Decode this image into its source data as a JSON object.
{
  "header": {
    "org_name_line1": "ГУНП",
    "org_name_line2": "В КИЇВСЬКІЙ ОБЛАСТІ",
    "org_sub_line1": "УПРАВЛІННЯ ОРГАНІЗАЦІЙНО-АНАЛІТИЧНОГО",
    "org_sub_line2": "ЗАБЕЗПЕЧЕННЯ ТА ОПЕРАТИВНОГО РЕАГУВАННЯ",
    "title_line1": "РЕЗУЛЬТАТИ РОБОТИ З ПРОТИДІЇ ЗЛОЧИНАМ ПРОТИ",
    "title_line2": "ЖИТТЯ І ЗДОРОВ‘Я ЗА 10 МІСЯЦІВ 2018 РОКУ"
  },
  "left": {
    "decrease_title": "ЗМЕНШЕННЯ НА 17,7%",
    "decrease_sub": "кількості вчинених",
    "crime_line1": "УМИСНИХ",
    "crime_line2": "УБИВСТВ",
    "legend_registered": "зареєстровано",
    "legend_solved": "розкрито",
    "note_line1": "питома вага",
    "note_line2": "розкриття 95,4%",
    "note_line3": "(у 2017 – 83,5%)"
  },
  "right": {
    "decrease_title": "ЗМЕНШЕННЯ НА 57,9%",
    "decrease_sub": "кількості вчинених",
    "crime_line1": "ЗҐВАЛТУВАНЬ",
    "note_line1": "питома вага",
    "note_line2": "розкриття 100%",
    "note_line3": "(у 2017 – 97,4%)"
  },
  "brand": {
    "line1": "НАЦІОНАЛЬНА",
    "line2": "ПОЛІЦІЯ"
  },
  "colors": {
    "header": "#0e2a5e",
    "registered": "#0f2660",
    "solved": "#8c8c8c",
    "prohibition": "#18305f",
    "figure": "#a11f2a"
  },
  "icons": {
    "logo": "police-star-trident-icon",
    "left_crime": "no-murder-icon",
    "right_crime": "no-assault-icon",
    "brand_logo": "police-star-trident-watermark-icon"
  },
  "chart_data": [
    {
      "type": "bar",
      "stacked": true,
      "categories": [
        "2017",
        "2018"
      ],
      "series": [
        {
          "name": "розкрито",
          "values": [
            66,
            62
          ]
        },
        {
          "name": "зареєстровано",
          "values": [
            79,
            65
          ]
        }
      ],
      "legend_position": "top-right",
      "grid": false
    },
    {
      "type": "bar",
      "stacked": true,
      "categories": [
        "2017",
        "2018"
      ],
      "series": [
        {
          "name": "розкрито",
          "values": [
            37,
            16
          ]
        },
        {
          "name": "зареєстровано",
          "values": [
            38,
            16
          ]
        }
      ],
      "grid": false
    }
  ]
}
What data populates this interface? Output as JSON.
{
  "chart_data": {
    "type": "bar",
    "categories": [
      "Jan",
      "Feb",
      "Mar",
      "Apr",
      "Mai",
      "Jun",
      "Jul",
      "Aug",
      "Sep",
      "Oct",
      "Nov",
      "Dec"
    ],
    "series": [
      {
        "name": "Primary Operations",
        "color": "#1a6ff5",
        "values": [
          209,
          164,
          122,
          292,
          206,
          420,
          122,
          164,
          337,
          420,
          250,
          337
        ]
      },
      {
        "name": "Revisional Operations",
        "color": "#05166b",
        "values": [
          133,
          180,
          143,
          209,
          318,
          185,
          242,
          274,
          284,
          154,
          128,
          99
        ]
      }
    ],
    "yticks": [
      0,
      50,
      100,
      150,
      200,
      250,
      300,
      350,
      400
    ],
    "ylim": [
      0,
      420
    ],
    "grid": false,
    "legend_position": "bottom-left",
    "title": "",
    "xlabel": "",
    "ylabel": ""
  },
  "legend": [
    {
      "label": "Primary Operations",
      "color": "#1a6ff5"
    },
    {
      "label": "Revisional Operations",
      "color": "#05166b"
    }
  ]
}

• _Exercise details_
All records above must be set down exactly, please.

• _Task response_
Decode this image into its source data as a JSON object.
{
  "header": {
    "org_name_line1": "ГУНП",
    "org_name_line2": "В КИЇВСЬКІЙ ОБЛАСТІ",
    "org_sub_line1": "УПРАВЛІННЯ ОРГАНІЗАЦІЙНО-АНАЛІТИЧНОГО",
    "org_sub_line2": "ЗАБЕЗПЕЧЕННЯ ТА ОПЕРАТИВНОГО РЕАГУВАННЯ",
    "title_line1": "РЕЗУЛЬТАТИ РОБОТИ З ПРОТИДІЇ ЗЛОЧИНАМ ПРОТИ",
    "title_line2": "ЖИТТЯ І ЗДОРОВ‘Я ЗА 10 МІСЯЦІВ 2018 РОКУ"
  },
  "left": {
    "decrease_title": "ЗМЕНШЕННЯ НА 17,7%",
    "decrease_sub": "кількості вчинених",
    "crime_line1": "УМИСНИХ",
    "crime_line2": "УБИВСТВ",
    "legend_registered": "зареєстровано",
    "legend_solved": "розкрито",
    "note_line1": "питома вага",
    "note_line2": "розкриття 95,4%",
    "note_line3": "(у 2017 – 83,5%)"
  },
  "right": {
    "decrease_title": "ЗМЕНШЕННЯ НА 57,9%",
    "decrease_sub": "кількості вчинених",
    "crime_line1": "ЗҐВАЛТУВАНЬ",
    "note_line1": "питома вага",
    "note_line2": "розкриття 100%",
    "note_line3": "(у 2017 – 97,4%)"
  },
  "brand": {
    "line1": "НАЦІОНАЛЬНА",
    "line2": "ПОЛІЦІЯ"
  },
  "colors": {
    "header": "#0e2a5e",
    "registered": "#0f2660",
    "solved": "#8c8c8c",
    "prohibition": "#18305f",
    "figure": "#a11f2a"
  },
  "icons": {
    "logo": "police-star-trident-icon",
    "left_crime": "no-murder-icon",
    "right_crime": "no-assault-icon",
    "brand_logo": "police-star-trident-watermark-icon"
  },
  "chart_data": [
    {
      "type": "bar",
      "stacked": true,
      "categories": [
        "2017",
        "2018"
      ],
      "series": [
        {
          "name": "розкрито",
          "values": [
            66,
            62
          ]
        },
        {
          "name": "зареєстровано",
          "values": [
            79,
            65
          ]
        }
      ],
      "legend_position": "top-right",
      "grid": false
    },
    {
      "type": "bar",
      "stacked": true,
      "categories": [
        "2017",
        "2018"
      ],
      "series": [
        {
          "name": "розкрито",
          "values": [
            37,
            16
          ]
        },
        {
          "name": "зареєстровано",
          "values": [
            38,
            16
          ]
        }
      ],
      "grid": false
    }
  ]
}
What data populates this interface? Output as JSON.
{
  "chart_data": {
    "type": "bar",
    "categories": [
      "Jan",
      "Feb",
      "Mar",
      "Apr",
      "Mai",
      "Jun",
      "Jul",
      "Aug",
      "Sep",
      "Oct",
      "Nov",
      "Dec"
    ],
    "series": [
      {
        "name": "Primary Operations",
        "color": "#1a6ff5",
        "values": [
          209,
          164,
          122,
          292,
          206,
          420,
          122,
          164,
          337,
          420,
          250,
          337
        ]
      },
      {
        "name": "Revisional Operations",
        "color": "#05166b",
        "values": [
          133,
          180,
          143,
          209,
          318,
          185,
          242,
          274,
          284,
          154,
          128,
          99
        ]
      }
    ],
    "yticks": [
      0,
      50,
      100,
      150,
      200,
      250,
      300,
      350,
      400
    ],
    "ylim": [
      0,
      420
    ],
    "grid": false,
    "legend_position": "bottom-left",
    "title": "",
    "xlabel": "",
    "ylabel": ""
  },
  "legend": [
    {
      "label": "Primary Operations",
      "color": "#1a6ff5"
    },
    {
      "label": "Revisional Operations",
      "color": "#05166b"
    }
  ]
}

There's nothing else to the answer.